• **EXERCISE**
Which lines hold the word "title"? Copy each one.

• **ROWS**

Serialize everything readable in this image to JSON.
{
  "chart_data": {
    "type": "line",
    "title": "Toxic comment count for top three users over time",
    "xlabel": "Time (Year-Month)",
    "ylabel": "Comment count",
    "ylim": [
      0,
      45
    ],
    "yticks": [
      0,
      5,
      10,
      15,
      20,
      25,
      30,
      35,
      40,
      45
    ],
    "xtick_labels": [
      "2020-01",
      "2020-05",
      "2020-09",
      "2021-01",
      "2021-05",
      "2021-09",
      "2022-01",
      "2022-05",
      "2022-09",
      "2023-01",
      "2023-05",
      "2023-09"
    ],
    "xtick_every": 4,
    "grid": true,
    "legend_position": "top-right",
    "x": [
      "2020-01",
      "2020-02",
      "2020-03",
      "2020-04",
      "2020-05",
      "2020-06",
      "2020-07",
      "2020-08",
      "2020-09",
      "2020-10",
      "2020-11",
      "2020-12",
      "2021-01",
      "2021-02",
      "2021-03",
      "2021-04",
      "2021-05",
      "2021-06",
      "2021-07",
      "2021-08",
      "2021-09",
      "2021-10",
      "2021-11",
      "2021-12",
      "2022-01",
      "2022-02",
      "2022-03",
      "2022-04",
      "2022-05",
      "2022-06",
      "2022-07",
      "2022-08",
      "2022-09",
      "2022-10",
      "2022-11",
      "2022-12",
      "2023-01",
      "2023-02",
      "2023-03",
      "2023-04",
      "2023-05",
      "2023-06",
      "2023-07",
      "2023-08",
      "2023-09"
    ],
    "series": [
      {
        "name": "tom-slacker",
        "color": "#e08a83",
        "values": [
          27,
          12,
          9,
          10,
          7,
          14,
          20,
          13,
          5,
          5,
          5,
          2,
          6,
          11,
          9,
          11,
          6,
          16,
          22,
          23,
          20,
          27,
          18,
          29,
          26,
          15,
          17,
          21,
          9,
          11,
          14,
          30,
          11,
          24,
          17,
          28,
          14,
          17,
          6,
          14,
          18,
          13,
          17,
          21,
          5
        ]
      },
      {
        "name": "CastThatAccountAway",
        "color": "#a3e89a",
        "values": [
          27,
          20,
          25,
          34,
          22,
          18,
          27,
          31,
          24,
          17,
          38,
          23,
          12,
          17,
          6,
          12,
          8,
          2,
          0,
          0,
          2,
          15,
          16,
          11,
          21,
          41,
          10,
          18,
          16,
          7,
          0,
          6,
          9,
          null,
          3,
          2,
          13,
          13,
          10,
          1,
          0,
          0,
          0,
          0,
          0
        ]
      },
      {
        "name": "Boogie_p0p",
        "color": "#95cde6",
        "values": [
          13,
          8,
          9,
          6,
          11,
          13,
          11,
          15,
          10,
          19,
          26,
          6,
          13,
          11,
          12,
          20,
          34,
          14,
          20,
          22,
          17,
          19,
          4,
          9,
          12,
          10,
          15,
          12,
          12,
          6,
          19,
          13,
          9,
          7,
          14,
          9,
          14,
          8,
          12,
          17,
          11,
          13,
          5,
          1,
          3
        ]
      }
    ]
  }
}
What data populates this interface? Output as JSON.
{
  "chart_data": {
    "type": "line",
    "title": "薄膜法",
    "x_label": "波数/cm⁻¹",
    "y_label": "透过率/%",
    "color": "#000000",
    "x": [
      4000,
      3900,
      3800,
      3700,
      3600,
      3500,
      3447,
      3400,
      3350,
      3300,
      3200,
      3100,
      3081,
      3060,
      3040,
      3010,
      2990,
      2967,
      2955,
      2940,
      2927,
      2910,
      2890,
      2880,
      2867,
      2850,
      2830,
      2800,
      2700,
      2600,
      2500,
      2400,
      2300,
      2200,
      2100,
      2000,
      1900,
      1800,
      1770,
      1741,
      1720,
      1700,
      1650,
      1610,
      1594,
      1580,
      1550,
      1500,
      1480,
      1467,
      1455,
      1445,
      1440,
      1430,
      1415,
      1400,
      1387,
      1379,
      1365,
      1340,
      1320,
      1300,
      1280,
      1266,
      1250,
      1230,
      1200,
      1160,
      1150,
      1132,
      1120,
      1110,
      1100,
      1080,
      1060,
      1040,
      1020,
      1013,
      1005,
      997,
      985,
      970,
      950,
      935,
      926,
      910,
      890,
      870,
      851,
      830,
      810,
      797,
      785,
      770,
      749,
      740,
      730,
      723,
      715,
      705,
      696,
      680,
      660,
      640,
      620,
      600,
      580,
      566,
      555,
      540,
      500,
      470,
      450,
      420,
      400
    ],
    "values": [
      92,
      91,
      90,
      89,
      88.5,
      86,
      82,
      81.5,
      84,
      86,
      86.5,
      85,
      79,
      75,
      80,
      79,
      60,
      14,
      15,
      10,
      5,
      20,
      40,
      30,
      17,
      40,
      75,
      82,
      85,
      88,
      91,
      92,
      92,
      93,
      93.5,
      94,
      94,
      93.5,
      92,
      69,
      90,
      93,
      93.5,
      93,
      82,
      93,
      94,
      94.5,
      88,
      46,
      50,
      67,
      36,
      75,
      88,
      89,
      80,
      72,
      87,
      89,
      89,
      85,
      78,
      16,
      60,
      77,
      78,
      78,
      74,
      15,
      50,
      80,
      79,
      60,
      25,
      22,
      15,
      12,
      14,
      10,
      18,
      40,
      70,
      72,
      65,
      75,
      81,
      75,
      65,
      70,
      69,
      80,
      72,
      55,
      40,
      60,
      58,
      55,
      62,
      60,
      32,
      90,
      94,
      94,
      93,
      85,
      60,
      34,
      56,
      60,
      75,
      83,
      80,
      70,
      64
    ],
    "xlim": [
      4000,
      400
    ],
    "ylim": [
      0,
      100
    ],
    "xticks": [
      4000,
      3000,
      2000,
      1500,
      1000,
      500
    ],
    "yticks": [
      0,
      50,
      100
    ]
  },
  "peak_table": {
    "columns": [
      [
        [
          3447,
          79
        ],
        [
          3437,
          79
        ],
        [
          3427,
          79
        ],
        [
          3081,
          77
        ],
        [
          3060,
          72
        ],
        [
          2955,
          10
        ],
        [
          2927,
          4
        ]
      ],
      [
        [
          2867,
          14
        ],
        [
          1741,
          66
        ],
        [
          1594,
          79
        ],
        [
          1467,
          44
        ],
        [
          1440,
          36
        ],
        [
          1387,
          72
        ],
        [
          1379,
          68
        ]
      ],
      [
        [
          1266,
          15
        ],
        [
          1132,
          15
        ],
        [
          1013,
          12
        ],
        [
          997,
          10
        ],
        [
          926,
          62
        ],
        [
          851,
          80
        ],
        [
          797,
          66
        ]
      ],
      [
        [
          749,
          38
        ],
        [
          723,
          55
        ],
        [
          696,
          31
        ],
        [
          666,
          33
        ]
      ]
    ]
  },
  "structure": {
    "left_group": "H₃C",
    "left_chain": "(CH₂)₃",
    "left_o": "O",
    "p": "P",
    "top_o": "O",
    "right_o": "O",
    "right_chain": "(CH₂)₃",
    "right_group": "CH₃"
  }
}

• **TASK RESPONSE**
    "title": "Toxic comment count for top three users over time",
    "title": "薄膜法",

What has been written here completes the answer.